TO DO:
Copy out the items without any changes, from the first line through the line that contains "278, 602, 291]".

[Labeled region entries]
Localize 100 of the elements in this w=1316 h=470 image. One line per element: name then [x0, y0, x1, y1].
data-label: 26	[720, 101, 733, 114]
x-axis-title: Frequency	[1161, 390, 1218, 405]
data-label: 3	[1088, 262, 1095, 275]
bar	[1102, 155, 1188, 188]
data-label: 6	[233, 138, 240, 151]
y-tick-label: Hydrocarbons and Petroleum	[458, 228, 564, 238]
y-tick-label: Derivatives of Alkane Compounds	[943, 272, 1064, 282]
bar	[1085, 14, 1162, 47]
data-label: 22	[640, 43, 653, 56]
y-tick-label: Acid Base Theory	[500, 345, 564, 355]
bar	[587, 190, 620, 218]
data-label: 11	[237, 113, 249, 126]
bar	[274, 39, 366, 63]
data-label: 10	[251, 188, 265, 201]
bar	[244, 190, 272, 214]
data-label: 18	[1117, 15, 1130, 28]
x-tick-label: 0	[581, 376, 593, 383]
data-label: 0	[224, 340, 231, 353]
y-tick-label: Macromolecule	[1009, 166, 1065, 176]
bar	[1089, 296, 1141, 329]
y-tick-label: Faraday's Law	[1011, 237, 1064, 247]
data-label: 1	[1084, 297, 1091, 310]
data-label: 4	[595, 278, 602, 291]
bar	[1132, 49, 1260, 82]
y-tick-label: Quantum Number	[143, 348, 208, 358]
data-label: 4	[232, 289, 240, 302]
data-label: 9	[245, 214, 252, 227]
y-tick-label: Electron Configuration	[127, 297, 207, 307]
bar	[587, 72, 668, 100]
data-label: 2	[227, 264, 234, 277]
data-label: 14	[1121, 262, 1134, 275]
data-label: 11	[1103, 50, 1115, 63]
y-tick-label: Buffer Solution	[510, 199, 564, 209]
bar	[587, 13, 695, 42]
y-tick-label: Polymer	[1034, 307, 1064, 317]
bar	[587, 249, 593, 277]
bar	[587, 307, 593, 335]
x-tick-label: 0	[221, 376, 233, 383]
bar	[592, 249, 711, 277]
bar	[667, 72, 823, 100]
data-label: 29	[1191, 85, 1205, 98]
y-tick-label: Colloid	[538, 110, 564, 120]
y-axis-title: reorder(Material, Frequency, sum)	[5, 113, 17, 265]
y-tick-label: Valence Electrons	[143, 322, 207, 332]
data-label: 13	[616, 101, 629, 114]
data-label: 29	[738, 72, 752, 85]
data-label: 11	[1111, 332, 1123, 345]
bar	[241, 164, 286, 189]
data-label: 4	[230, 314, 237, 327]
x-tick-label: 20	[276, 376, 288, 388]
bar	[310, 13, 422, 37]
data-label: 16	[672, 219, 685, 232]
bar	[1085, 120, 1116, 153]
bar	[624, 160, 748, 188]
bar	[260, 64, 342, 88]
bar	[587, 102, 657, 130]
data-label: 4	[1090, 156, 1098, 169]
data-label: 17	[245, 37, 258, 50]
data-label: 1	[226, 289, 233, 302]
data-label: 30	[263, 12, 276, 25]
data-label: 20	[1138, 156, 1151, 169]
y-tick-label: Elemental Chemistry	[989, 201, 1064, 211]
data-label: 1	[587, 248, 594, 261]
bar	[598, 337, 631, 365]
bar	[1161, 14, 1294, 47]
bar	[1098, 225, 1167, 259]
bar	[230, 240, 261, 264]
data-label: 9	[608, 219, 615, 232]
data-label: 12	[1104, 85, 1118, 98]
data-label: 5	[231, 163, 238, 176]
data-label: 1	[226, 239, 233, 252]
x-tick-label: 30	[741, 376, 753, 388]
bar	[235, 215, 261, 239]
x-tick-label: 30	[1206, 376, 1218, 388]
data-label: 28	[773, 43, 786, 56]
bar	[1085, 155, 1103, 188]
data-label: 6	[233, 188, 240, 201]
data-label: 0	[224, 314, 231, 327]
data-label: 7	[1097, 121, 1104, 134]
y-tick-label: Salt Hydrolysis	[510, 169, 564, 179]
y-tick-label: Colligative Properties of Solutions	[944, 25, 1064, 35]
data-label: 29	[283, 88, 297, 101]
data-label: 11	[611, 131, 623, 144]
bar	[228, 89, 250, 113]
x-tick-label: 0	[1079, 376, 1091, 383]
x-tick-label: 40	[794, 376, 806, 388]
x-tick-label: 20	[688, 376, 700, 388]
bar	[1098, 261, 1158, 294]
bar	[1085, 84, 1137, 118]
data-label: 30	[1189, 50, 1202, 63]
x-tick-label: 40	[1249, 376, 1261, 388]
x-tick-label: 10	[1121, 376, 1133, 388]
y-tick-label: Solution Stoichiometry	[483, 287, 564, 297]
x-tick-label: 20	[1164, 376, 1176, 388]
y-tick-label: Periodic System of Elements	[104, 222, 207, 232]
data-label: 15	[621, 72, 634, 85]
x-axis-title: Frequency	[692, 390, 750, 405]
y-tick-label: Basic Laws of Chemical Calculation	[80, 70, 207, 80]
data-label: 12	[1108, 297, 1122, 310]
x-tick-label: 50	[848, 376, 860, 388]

ANSWER TO THE EXERCISE:
Localize 100 of the elements in this w=1316 h=470 image. One line per element: name then [x0, y0, x1, y1].
data-label: 26	[720, 101, 733, 114]
x-axis-title: Frequency	[1161, 390, 1218, 405]
data-label: 3	[1088, 262, 1095, 275]
bar	[1102, 155, 1188, 188]
data-label: 6	[233, 138, 240, 151]
y-tick-label: Hydrocarbons and Petroleum	[458, 228, 564, 238]
y-tick-label: Derivatives of Alkane Compounds	[943, 272, 1064, 282]
bar	[1085, 14, 1162, 47]
data-label: 22	[640, 43, 653, 56]
y-tick-label: Acid Base Theory	[500, 345, 564, 355]
bar	[587, 190, 620, 218]
data-label: 11	[237, 113, 249, 126]
bar	[274, 39, 366, 63]
data-label: 10	[251, 188, 265, 201]
bar	[244, 190, 272, 214]
data-label: 18	[1117, 15, 1130, 28]
x-tick-label: 0	[581, 376, 593, 383]
data-label: 0	[224, 340, 231, 353]
y-tick-label: Macromolecule	[1009, 166, 1065, 176]
bar	[1089, 296, 1141, 329]
y-tick-label: Faraday's Law	[1011, 237, 1064, 247]
data-label: 1	[1084, 297, 1091, 310]
data-label: 4	[595, 278, 602, 291]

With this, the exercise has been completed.